- [Instructions for the task]
Copy the entries below exactly. Images do not belong in the copy.

- [Data for this exercise]
┌──

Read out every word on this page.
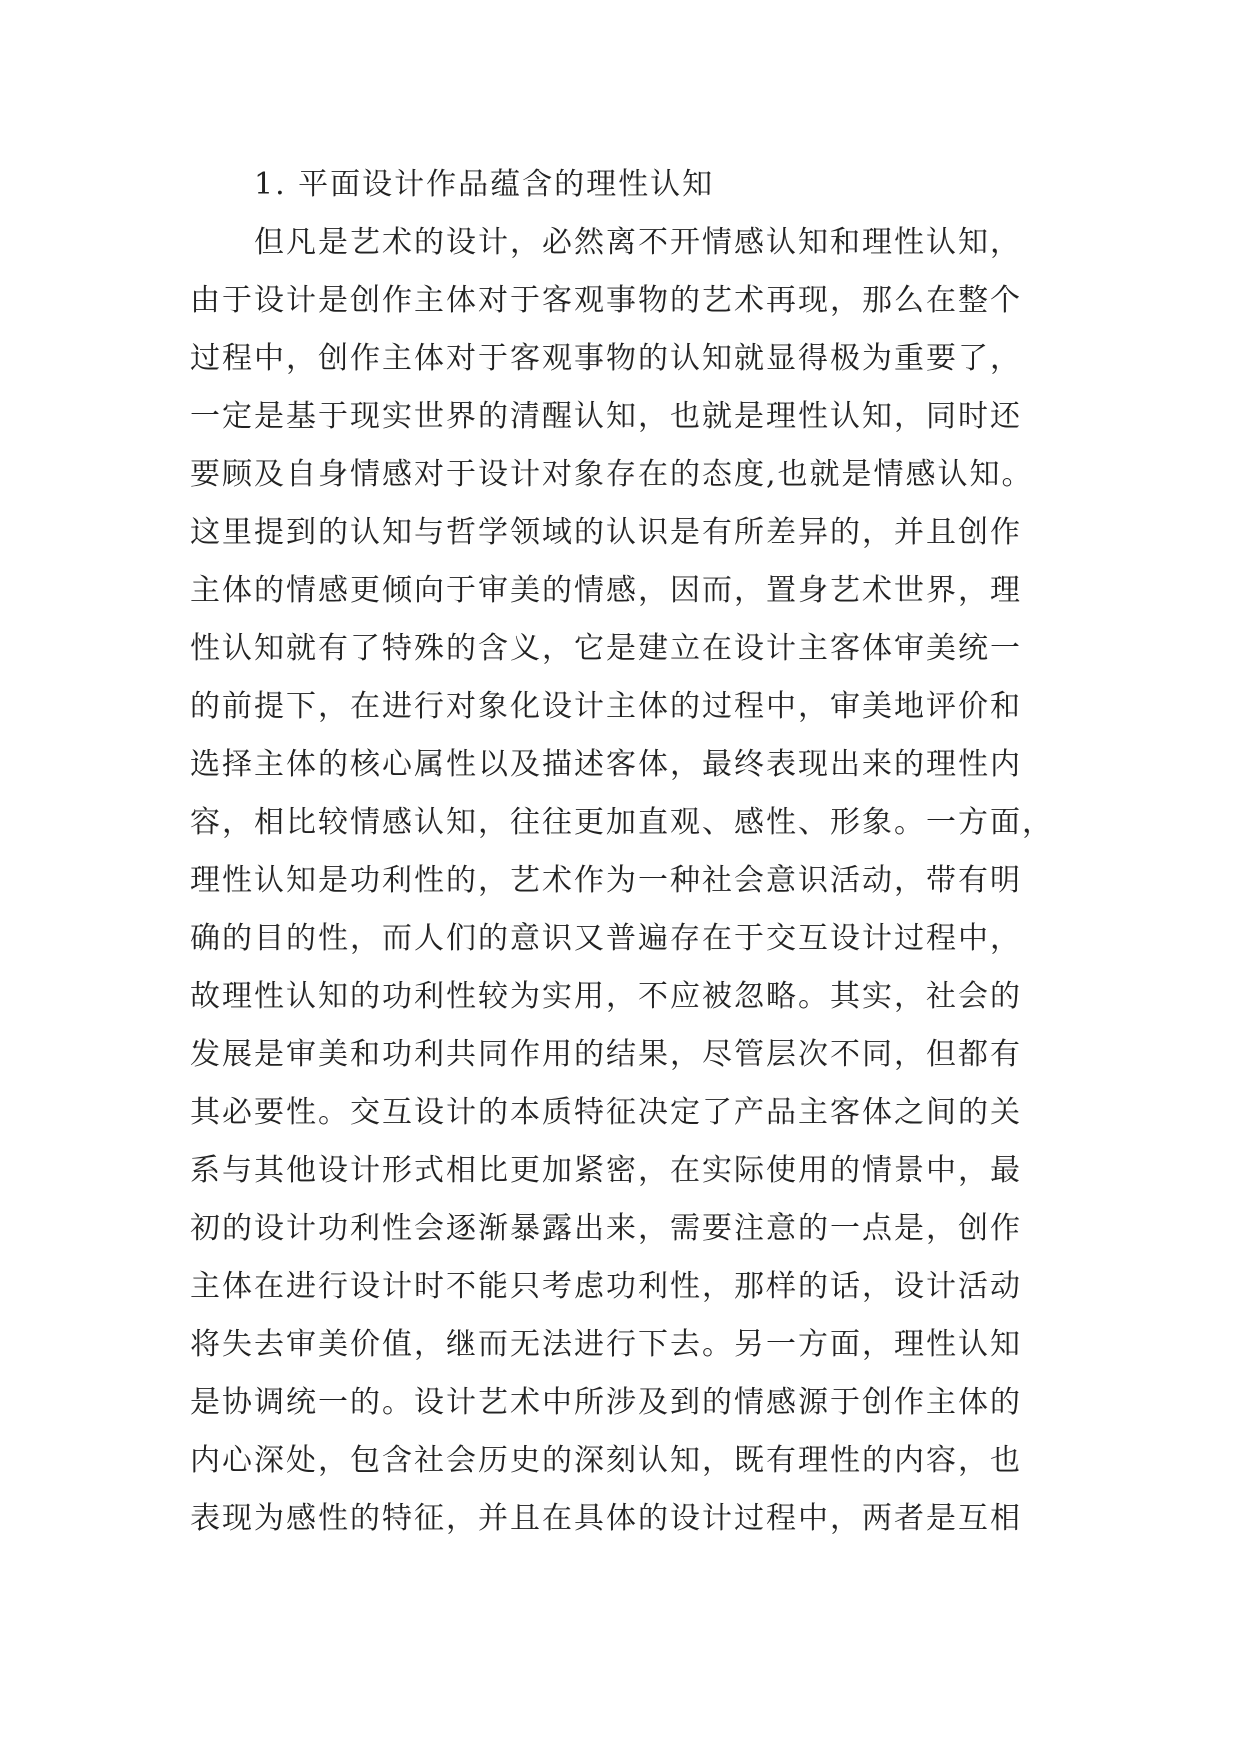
1. 平面设计作品蕴含的理性认知
但凡是艺术的设计，必然离不开情感认知和理性认知，
由于设计是创作主体对于客观事物的艺术再现，那么在整个
过程中，创作主体对于客观事物的认知就显得极为重要了，
一定是基于现实世界的清醒认知，也就是理性认知，同时还
要顾及自身情感对于设计对象存在的态度,也就是情感认知。
这里提到的认知与哲学领域的认识是有所差异的，并且创作
主体的情感更倾向于审美的情感，因而，置身艺术世界，理
性认知就有了特殊的含义，它是建立在设计主客体审美统一
的前提下，在进行对象化设计主体的过程中，审美地评价和
选择主体的核心属性以及描述客体，最终表现出来的理性内
容，相比较情感认知，往往更加直观、感性、形象。一方面，
理性认知是功利性的，艺术作为一种社会意识活动，带有明
确的目的性，而人们的意识又普遍存在于交互设计过程中，
故理性认知的功利性较为实用，不应被忽略。其实，社会的
发展是审美和功利共同作用的结果，尽管层次不同，但都有
其必要性。交互设计的本质特征决定了产品主客体之间的关
系与其他设计形式相比更加紧密，在实际使用的情景中，最
初的设计功利性会逐渐暴露出来，需要注意的一点是，创作
主体在进行设计时不能只考虑功利性，那样的话，设计活动
将失去审美价值，继而无法进行下去。另一方面，理性认知
是协调统一的。设计艺术中所涉及到的情感源于创作主体的
内心深处，包含社会历史的深刻认知，既有理性的内容，也
表现为感性的特征，并且在具体的设计过程中，两者是互相
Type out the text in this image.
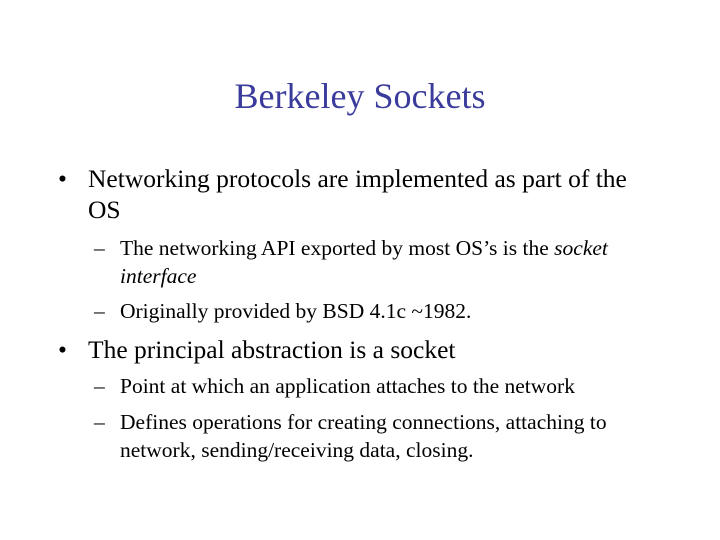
Berkeley Sockets
• Networking protocols are implemented as part of the OS
– The networking API exported by most OS’s is the socket interface
– Originally provided by BSD 4.1c ~1982.
• The principal abstraction is a socket
– Point at which an application attaches to the network
– Defines operations for creating connections, attaching to network, sending/receiving data, closing.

└──

- [Complete output]
Read out every word on this page.
1. 平面设计作品蕴含的理性认知
但凡是艺术的设计，必然离不开情感认知和理性认知，
由于设计是创作主体对于客观事物的艺术再现，那么在整个
过程中，创作主体对于客观事物的认知就显得极为重要了，
一定是基于现实世界的清醒认知，也就是理性认知，同时还
要顾及自身情感对于设计对象存在的态度,也就是情感认知。
这里提到的认知与哲学领域的认识是有所差异的，并且创作
主体的情感更倾向于审美的情感，因而，置身艺术世界，理
性认知就有了特殊的含义，它是建立在设计主客体审美统一
的前提下，在进行对象化设计主体的过程中，审美地评价和
选择主体的核心属性以及描述客体，最终表现出来的理性内
容，相比较情感认知，往往更加直观、感性、形象。一方面，
理性认知是功利性的，艺术作为一种社会意识活动，带有明
确的目的性，而人们的意识又普遍存在于交互设计过程中，
故理性认知的功利性较为实用，不应被忽略。其实，社会的
发展是审美和功利共同作用的结果，尽管层次不同，但都有
其必要性。交互设计的本质特征决定了产品主客体之间的关
系与其他设计形式相比更加紧密，在实际使用的情景中，最
初的设计功利性会逐渐暴露出来，需要注意的一点是，创作
主体在进行设计时不能只考虑功利性，那样的话，设计活动
将失去审美价值，继而无法进行下去。另一方面，理性认知
是协调统一的。设计艺术中所涉及到的情感源于创作主体的
内心深处，包含社会历史的深刻认知，既有理性的内容，也
表现为感性的特征，并且在具体的设计过程中，两者是互相
Type out the text in this image.
Berkeley Sockets
• Networking protocols are implemented as part of the OS
– The networking API exported by most OS’s is the socket interface
– Originally provided by BSD 4.1c ~1982.
• The principal abstraction is a socket
– Point at which an application attaches to the network
– Defines operations for creating connections, attaching to network, sending/receiving data, closing.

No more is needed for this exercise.